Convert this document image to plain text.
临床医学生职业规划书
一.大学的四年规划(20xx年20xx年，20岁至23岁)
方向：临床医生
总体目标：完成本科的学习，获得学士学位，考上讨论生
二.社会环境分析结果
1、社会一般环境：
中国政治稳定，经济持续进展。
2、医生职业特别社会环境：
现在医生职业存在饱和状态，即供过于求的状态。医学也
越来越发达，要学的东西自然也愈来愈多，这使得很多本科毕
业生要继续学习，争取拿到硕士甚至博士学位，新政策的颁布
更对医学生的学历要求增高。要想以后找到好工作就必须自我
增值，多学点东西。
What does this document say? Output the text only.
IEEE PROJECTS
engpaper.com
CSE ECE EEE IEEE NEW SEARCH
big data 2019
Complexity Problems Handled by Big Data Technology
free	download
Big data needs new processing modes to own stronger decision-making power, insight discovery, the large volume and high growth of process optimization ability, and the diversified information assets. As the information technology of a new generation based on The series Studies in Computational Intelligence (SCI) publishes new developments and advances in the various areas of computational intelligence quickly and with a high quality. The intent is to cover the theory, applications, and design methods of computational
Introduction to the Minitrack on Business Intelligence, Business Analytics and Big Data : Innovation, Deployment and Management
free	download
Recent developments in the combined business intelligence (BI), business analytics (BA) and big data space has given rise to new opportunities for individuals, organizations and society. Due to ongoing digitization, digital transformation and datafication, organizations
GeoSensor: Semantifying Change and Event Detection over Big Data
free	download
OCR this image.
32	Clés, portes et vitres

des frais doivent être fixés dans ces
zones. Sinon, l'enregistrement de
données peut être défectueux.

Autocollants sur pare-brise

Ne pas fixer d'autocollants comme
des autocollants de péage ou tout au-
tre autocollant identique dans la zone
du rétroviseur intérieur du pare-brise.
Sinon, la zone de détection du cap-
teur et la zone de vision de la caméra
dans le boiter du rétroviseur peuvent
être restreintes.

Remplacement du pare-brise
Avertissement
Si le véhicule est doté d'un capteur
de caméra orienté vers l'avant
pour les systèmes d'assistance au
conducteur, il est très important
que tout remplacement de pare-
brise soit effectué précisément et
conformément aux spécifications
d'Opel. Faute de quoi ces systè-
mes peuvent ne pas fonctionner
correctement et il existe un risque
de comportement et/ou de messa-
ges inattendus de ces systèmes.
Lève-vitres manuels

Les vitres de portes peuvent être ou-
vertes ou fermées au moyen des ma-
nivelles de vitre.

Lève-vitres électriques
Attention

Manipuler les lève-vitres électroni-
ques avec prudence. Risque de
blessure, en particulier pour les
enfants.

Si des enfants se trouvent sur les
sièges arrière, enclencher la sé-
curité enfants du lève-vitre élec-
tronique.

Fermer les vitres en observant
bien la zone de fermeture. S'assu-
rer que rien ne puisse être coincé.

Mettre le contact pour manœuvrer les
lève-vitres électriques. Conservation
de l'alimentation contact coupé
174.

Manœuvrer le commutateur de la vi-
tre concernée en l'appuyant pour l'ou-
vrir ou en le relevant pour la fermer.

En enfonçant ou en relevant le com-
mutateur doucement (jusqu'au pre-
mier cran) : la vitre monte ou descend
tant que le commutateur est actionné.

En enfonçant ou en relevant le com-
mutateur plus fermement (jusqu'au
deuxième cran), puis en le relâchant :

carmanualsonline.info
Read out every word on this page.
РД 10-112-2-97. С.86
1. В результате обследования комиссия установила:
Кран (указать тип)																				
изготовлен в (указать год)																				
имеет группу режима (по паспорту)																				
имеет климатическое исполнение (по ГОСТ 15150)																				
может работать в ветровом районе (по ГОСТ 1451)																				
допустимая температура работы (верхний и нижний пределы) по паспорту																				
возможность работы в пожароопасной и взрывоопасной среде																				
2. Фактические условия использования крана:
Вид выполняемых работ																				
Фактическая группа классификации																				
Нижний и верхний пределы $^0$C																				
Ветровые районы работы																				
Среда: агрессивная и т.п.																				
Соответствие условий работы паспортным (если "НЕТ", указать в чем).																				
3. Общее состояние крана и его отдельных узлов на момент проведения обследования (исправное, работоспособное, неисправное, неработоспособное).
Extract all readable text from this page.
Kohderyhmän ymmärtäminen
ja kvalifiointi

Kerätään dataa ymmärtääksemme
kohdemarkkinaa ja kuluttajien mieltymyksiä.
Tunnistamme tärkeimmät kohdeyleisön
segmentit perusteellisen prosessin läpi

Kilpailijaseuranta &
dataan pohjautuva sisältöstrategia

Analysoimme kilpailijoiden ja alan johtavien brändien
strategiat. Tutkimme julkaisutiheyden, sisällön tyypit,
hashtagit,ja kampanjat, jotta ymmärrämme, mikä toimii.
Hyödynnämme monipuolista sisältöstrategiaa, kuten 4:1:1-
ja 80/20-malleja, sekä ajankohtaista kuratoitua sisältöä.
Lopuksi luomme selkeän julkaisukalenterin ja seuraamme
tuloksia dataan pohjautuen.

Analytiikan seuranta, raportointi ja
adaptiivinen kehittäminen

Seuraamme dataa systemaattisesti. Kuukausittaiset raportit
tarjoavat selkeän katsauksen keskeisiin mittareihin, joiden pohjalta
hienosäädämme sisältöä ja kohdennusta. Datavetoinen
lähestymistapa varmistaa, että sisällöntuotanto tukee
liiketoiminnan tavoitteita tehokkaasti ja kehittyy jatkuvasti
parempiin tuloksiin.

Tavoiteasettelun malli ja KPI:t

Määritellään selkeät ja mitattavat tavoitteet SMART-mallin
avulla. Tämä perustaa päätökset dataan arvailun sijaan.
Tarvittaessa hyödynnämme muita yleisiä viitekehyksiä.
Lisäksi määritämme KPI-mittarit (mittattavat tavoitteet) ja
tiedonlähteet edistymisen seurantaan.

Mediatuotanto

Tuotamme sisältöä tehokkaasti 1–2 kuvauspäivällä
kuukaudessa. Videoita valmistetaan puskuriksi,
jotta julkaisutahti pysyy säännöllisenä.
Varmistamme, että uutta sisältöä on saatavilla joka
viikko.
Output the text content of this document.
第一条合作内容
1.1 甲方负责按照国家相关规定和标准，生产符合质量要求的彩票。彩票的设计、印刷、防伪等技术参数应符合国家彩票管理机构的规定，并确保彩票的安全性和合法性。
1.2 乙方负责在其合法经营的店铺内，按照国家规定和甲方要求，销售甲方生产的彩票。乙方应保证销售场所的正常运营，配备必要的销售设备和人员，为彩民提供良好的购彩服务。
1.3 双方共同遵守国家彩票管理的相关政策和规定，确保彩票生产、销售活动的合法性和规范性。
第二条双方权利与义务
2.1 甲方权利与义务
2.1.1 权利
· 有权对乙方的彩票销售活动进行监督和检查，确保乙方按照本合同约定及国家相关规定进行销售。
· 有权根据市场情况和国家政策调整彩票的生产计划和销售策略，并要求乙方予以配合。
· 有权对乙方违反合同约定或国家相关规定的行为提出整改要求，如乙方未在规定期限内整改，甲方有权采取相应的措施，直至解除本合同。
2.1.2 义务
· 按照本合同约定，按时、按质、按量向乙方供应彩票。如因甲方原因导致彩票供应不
++++++++++++++++++++
SET PROBLEM:
Report the number of lines in the listing where the string "rétroviseur" appears, and nothing besides.

RIGHT ANSWER:
2